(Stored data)
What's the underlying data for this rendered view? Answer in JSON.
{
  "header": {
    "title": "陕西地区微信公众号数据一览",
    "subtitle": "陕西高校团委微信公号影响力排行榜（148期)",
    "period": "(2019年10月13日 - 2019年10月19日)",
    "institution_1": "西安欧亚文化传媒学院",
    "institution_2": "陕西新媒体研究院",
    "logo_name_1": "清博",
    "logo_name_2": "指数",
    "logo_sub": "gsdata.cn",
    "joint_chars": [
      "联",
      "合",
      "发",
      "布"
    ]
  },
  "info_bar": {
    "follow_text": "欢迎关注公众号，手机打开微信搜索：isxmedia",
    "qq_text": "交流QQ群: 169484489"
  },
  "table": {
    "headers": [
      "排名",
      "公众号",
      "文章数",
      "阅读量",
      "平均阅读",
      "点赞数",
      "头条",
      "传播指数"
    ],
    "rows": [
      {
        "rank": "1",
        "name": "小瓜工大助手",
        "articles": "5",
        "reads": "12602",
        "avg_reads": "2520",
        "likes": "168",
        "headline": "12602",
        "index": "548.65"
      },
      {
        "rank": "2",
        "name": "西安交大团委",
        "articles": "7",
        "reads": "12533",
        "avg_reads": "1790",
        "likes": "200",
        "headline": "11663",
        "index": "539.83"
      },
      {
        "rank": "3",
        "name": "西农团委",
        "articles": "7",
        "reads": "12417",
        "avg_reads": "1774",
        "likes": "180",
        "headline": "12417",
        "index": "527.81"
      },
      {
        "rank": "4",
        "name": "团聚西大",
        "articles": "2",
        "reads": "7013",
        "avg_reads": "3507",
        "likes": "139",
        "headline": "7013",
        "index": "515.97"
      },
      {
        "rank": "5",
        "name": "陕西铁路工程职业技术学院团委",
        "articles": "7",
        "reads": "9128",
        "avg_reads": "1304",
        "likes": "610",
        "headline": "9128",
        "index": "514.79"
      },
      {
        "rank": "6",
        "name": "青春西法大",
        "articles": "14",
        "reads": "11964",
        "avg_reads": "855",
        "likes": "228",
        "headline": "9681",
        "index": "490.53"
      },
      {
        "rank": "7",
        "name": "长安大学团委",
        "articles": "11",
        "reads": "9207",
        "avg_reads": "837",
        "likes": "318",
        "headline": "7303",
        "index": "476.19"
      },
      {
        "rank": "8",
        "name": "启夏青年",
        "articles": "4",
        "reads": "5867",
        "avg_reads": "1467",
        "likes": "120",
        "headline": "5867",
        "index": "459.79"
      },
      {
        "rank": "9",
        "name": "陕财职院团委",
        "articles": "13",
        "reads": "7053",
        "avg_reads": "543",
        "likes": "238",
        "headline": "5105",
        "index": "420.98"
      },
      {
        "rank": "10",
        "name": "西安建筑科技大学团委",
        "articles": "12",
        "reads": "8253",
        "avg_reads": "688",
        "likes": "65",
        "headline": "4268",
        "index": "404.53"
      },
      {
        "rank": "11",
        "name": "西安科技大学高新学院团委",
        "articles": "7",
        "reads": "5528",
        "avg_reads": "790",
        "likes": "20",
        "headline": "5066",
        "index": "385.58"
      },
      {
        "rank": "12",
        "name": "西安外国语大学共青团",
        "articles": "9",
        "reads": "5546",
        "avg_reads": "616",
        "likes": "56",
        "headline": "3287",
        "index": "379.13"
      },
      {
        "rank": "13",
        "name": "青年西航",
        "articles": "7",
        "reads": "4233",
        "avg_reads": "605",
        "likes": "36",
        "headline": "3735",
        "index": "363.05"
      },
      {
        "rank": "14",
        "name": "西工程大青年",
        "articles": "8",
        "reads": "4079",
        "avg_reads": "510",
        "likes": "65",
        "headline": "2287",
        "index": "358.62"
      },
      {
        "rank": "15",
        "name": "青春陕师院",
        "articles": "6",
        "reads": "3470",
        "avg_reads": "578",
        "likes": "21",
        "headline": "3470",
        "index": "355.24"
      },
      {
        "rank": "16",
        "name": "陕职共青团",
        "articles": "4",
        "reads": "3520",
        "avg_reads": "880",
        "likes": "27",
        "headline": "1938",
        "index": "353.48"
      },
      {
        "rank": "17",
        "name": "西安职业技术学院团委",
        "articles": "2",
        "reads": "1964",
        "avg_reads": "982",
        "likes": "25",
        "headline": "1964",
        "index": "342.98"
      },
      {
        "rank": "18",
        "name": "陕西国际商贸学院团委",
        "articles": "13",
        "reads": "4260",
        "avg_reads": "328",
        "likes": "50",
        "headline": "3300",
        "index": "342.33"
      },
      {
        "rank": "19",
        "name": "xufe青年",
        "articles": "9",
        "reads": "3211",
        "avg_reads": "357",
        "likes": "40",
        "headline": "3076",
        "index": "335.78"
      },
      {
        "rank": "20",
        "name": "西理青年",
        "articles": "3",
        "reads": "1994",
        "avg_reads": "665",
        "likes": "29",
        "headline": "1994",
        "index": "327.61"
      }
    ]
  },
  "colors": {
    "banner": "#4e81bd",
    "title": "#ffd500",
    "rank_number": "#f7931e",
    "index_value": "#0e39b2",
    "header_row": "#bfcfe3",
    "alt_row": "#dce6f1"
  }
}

CHALLENGE:
Extract every entry above as it appears.

RESPONSE TO THE TASK:
What's the underlying data for this rendered view? Answer in JSON.
{
  "header": {
    "title": "陕西地区微信公众号数据一览",
    "subtitle": "陕西高校团委微信公号影响力排行榜（148期)",
    "period": "(2019年10月13日 - 2019年10月19日)",
    "institution_1": "西安欧亚文化传媒学院",
    "institution_2": "陕西新媒体研究院",
    "logo_name_1": "清博",
    "logo_name_2": "指数",
    "logo_sub": "gsdata.cn",
    "joint_chars": [
      "联",
      "合",
      "发",
      "布"
    ]
  },
  "info_bar": {
    "follow_text": "欢迎关注公众号，手机打开微信搜索：isxmedia",
    "qq_text": "交流QQ群: 169484489"
  },
  "table": {
    "headers": [
      "排名",
      "公众号",
      "文章数",
      "阅读量",
      "平均阅读",
      "点赞数",
      "头条",
      "传播指数"
    ],
    "rows": [
      {
        "rank": "1",
        "name": "小瓜工大助手",
        "articles": "5",
        "reads": "12602",
        "avg_reads": "2520",
        "likes": "168",
        "headline": "12602",
        "index": "548.65"
      },
      {
        "rank": "2",
        "name": "西安交大团委",
        "articles": "7",
        "reads": "12533",
        "avg_reads": "1790",
        "likes": "200",
        "headline": "11663",
        "index": "539.83"
      },
      {
        "rank": "3",
        "name": "西农团委",
        "articles": "7",
        "reads": "12417",
        "avg_reads": "1774",
        "likes": "180",
        "headline": "12417",
        "index": "527.81"
      },
      {
        "rank": "4",
        "name": "团聚西大",
        "articles": "2",
        "reads": "7013",
        "avg_reads": "3507",
        "likes": "139",
        "headline": "7013",
        "index": "515.97"
      },
      {
        "rank": "5",
        "name": "陕西铁路工程职业技术学院团委",
        "articles": "7",
        "reads": "9128",
        "avg_reads": "1304",
        "likes": "610",
        "headline": "9128",
        "index": "514.79"
      },
      {
        "rank": "6",
        "name": "青春西法大",
        "articles": "14",
        "reads": "11964",
        "avg_reads": "855",
        "likes": "228",
        "headline": "9681",
        "index": "490.53"
      },
      {
        "rank": "7",
        "name": "长安大学团委",
        "articles": "11",
        "reads": "9207",
        "avg_reads": "837",
        "likes": "318",
        "headline": "7303",
        "index": "476.19"
      },
      {
        "rank": "8",
        "name": "启夏青年",
        "articles": "4",
        "reads": "5867",
        "avg_reads": "1467",
        "likes": "120",
        "headline": "5867",
        "index": "459.79"
      },
      {
        "rank": "9",
        "name": "陕财职院团委",
        "articles": "13",
        "reads": "7053",
        "avg_reads": "543",
        "likes": "238",
        "headline": "5105",
        "index": "420.98"
      },
      {
        "rank": "10",
        "name": "西安建筑科技大学团委",
        "articles": "12",
        "reads": "8253",
        "avg_reads": "688",
        "likes": "65",
        "headline": "4268",
        "index": "404.53"
      },
      {
        "rank": "11",
        "name": "西安科技大学高新学院团委",
        "articles": "7",
        "reads": "5528",
        "avg_reads": "790",
        "likes": "20",
        "headline": "5066",
        "index": "385.58"
      },
      {
        "rank": "12",
        "name": "西安外国语大学共青团",
        "articles": "9",
        "reads": "5546",
        "avg_reads": "616",
        "likes": "56",
        "headline": "3287",
        "index": "379.13"
      },
      {
        "rank": "13",
        "name": "青年西航",
        "articles": "7",
        "reads": "4233",
        "avg_reads": "605",
        "likes": "36",
        "headline": "3735",
        "index": "363.05"
      },
      {
        "rank": "14",
        "name": "西工程大青年",
        "articles": "8",
        "reads": "4079",
        "avg_reads": "510",
        "likes": "65",
        "headline": "2287",
        "index": "358.62"
      },
      {
        "rank": "15",
        "name": "青春陕师院",
        "articles": "6",
        "reads": "3470",
        "avg_reads": "578",
        "likes": "21",
        "headline": "3470",
        "index": "355.24"
      },
      {
        "rank": "16",
        "name": "陕职共青团",
        "articles": "4",
        "reads": "3520",
        "avg_reads": "880",
        "likes": "27",
        "headline": "1938",
        "index": "353.48"
      },
      {
        "rank": "17",
        "name": "西安职业技术学院团委",
        "articles": "2",
        "reads": "1964",
        "avg_reads": "982",
        "likes": "25",
        "headline": "1964",
        "index": "342.98"
      },
      {
        "rank": "18",
        "name": "陕西国际商贸学院团委",
        "articles": "13",
        "reads": "4260",
        "avg_reads": "328",
        "likes": "50",
        "headline": "3300",
        "index": "342.33"
      },
      {
        "rank": "19",
        "name": "xufe青年",
        "articles": "9",
        "reads": "3211",
        "avg_reads": "357",
        "likes": "40",
        "headline": "3076",
        "index": "335.78"
      },
      {
        "rank": "20",
        "name": "西理青年",
        "articles": "3",
        "reads": "1994",
        "avg_reads": "665",
        "likes": "29",
        "headline": "1994",
        "index": "327.61"
      }
    ]
  },
  "colors": {
    "banner": "#4e81bd",
    "title": "#ffd500",
    "rank_number": "#f7931e",
    "index_value": "#0e39b2",
    "header_row": "#bfcfe3",
    "alt_row": "#dce6f1"
  }
}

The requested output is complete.